# Short exercise
Quote the data below in full, minus the images.

(Saved entries)
╔══

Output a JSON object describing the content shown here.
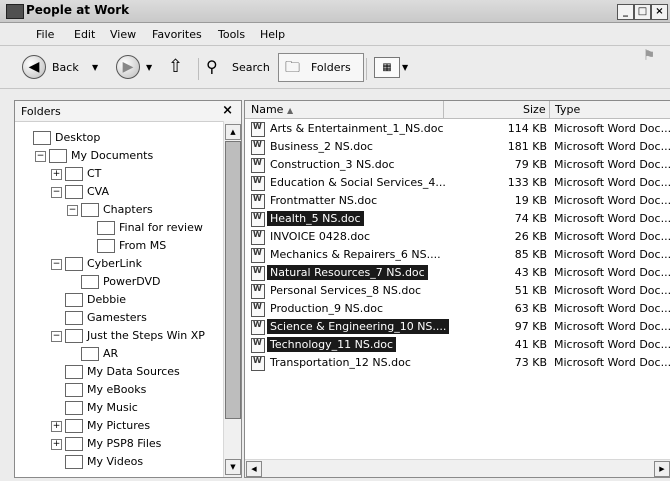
{
  "window": {
    "title": "People at Work",
    "controls": [
      "_",
      "□",
      "×"
    ]
  },
  "menu": [
    "File",
    "Edit",
    "View",
    "Favorites",
    "Tools",
    "Help"
  ],
  "toolbar": {
    "back_label": "Back",
    "search_label": "Search",
    "folders_label": "Folders"
  },
  "folders_pane": {
    "title": "Folders",
    "close": "×",
    "items": [
      {
        "label": "Desktop",
        "level": 0,
        "expander": ""
      },
      {
        "label": "My Documents",
        "level": 1,
        "expander": "−"
      },
      {
        "label": "CT",
        "level": 2,
        "expander": "+"
      },
      {
        "label": "CVA",
        "level": 2,
        "expander": "−"
      },
      {
        "label": "Chapters",
        "level": 3,
        "expander": "−"
      },
      {
        "label": "Final for review",
        "level": 4,
        "expander": ""
      },
      {
        "label": "From MS",
        "level": 4,
        "expander": ""
      },
      {
        "label": "CyberLink",
        "level": 2,
        "expander": "−"
      },
      {
        "label": "PowerDVD",
        "level": 3,
        "expander": ""
      },
      {
        "label": "Debbie",
        "level": 2,
        "expander": ""
      },
      {
        "label": "Gamesters",
        "level": 2,
        "expander": ""
      },
      {
        "label": "Just the Steps Win XP",
        "level": 2,
        "expander": "−"
      },
      {
        "label": "AR",
        "level": 3,
        "expander": ""
      },
      {
        "label": "My Data Sources",
        "level": 2,
        "expander": ""
      },
      {
        "label": "My eBooks",
        "level": 2,
        "expander": ""
      },
      {
        "label": "My Music",
        "level": 2,
        "expander": ""
      },
      {
        "label": "My Pictures",
        "level": 2,
        "expander": "+"
      },
      {
        "label": "My PSP8 Files",
        "level": 2,
        "expander": "+"
      },
      {
        "label": "My Videos",
        "level": 2,
        "expander": ""
      }
    ]
  },
  "file_list": {
    "columns": {
      "name": "Name",
      "size": "Size",
      "type": "Type"
    },
    "files": [
      {
        "name": "Arts & Entertainment_1_NS.doc",
        "size": "114 KB",
        "type": "Microsoft Word Doc...",
        "selected": false
      },
      {
        "name": "Business_2 NS.doc",
        "size": "181 KB",
        "type": "Microsoft Word Doc...",
        "selected": false
      },
      {
        "name": "Construction_3 NS.doc",
        "size": "79 KB",
        "type": "Microsoft Word Doc...",
        "selected": false
      },
      {
        "name": "Education & Social Services_4...",
        "size": "133 KB",
        "type": "Microsoft Word Doc...",
        "selected": false
      },
      {
        "name": "Frontmatter NS.doc",
        "size": "19 KB",
        "type": "Microsoft Word Doc...",
        "selected": false
      },
      {
        "name": "Health_5 NS.doc",
        "size": "74 KB",
        "type": "Microsoft Word Doc...",
        "selected": true
      },
      {
        "name": "INVOICE 0428.doc",
        "size": "26 KB",
        "type": "Microsoft Word Doc...",
        "selected": false
      },
      {
        "name": "Mechanics & Repairers_6 NS....",
        "size": "85 KB",
        "type": "Microsoft Word Doc...",
        "selected": false
      },
      {
        "name": "Natural Resources_7 NS.doc",
        "size": "43 KB",
        "type": "Microsoft Word Doc...",
        "selected": true
      },
      {
        "name": "Personal Services_8 NS.doc",
        "size": "51 KB",
        "type": "Microsoft Word Doc...",
        "selected": false
      },
      {
        "name": "Production_9 NS.doc",
        "size": "63 KB",
        "type": "Microsoft Word Doc...",
        "selected": false
      },
      {
        "name": "Science & Engineering_10 NS....",
        "size": "97 KB",
        "type": "Microsoft Word Doc...",
        "selected": true
      },
      {
        "name": "Technology_11 NS.doc",
        "size": "41 KB",
        "type": "Microsoft Word Doc...",
        "selected": true
      },
      {
        "name": "Transportation_12 NS.doc",
        "size": "73 KB",
        "type": "Microsoft Word Doc...",
        "selected": false
      }
    ]
  }
}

╚══

# Result
Output a JSON object describing the content shown here.
{
  "window": {
    "title": "People at Work",
    "controls": [
      "_",
      "□",
      "×"
    ]
  },
  "menu": [
    "File",
    "Edit",
    "View",
    "Favorites",
    "Tools",
    "Help"
  ],
  "toolbar": {
    "back_label": "Back",
    "search_label": "Search",
    "folders_label": "Folders"
  },
  "folders_pane": {
    "title": "Folders",
    "close": "×",
    "items": [
      {
        "label": "Desktop",
        "level": 0,
        "expander": ""
      },
      {
        "label": "My Documents",
        "level": 1,
        "expander": "−"
      },
      {
        "label": "CT",
        "level": 2,
        "expander": "+"
      },
      {
        "label": "CVA",
        "level": 2,
        "expander": "−"
      },
      {
        "label": "Chapters",
        "level": 3,
        "expander": "−"
      },
      {
        "label": "Final for review",
        "level": 4,
        "expander": ""
      },
      {
        "label": "From MS",
        "level": 4,
        "expander": ""
      },
      {
        "label": "CyberLink",
        "level": 2,
        "expander": "−"
      },
      {
        "label": "PowerDVD",
        "level": 3,
        "expander": ""
      },
      {
        "label": "Debbie",
        "level": 2,
        "expander": ""
      },
      {
        "label": "Gamesters",
        "level": 2,
        "expander": ""
      },
      {
        "label": "Just the Steps Win XP",
        "level": 2,
        "expander": "−"
      },
      {
        "label": "AR",
        "level": 3,
        "expander": ""
      },
      {
        "label": "My Data Sources",
        "level": 2,
        "expander": ""
      },
      {
        "label": "My eBooks",
        "level": 2,
        "expander": ""
      },
      {
        "label": "My Music",
        "level": 2,
        "expander": ""
      },
      {
        "label": "My Pictures",
        "level": 2,
        "expander": "+"
      },
      {
        "label": "My PSP8 Files",
        "level": 2,
        "expander": "+"
      },
      {
        "label": "My Videos",
        "level": 2,
        "expander": ""
      }
    ]
  },
  "file_list": {
    "columns": {
      "name": "Name",
      "size": "Size",
      "type": "Type"
    },
    "files": [
      {
        "name": "Arts & Entertainment_1_NS.doc",
        "size": "114 KB",
        "type": "Microsoft Word Doc...",
        "selected": false
      },
      {
        "name": "Business_2 NS.doc",
        "size": "181 KB",
        "type": "Microsoft Word Doc...",
        "selected": false
      },
      {
        "name": "Construction_3 NS.doc",
        "size": "79 KB",
        "type": "Microsoft Word Doc...",
        "selected": false
      },
      {
        "name": "Education & Social Services_4...",
        "size": "133 KB",
        "type": "Microsoft Word Doc...",
        "selected": false
      },
      {
        "name": "Frontmatter NS.doc",
        "size": "19 KB",
        "type": "Microsoft Word Doc...",
        "selected": false
      },
      {
        "name": "Health_5 NS.doc",
        "size": "74 KB",
        "type": "Microsoft Word Doc...",
        "selected": true
      },
      {
        "name": "INVOICE 0428.doc",
        "size": "26 KB",
        "type": "Microsoft Word Doc...",
        "selected": false
      },
      {
        "name": "Mechanics & Repairers_6 NS....",
        "size": "85 KB",
        "type": "Microsoft Word Doc...",
        "selected": false
      },
      {
        "name": "Natural Resources_7 NS.doc",
        "size": "43 KB",
        "type": "Microsoft Word Doc...",
        "selected": true
      },
      {
        "name": "Personal Services_8 NS.doc",
        "size": "51 KB",
        "type": "Microsoft Word Doc...",
        "selected": false
      },
      {
        "name": "Production_9 NS.doc",
        "size": "63 KB",
        "type": "Microsoft Word Doc...",
        "selected": false
      },
      {
        "name": "Science & Engineering_10 NS....",
        "size": "97 KB",
        "type": "Microsoft Word Doc...",
        "selected": true
      },
      {
        "name": "Technology_11 NS.doc",
        "size": "41 KB",
        "type": "Microsoft Word Doc...",
        "selected": true
      },
      {
        "name": "Transportation_12 NS.doc",
        "size": "73 KB",
        "type": "Microsoft Word Doc...",
        "selected": false
      }
    ]
  }
}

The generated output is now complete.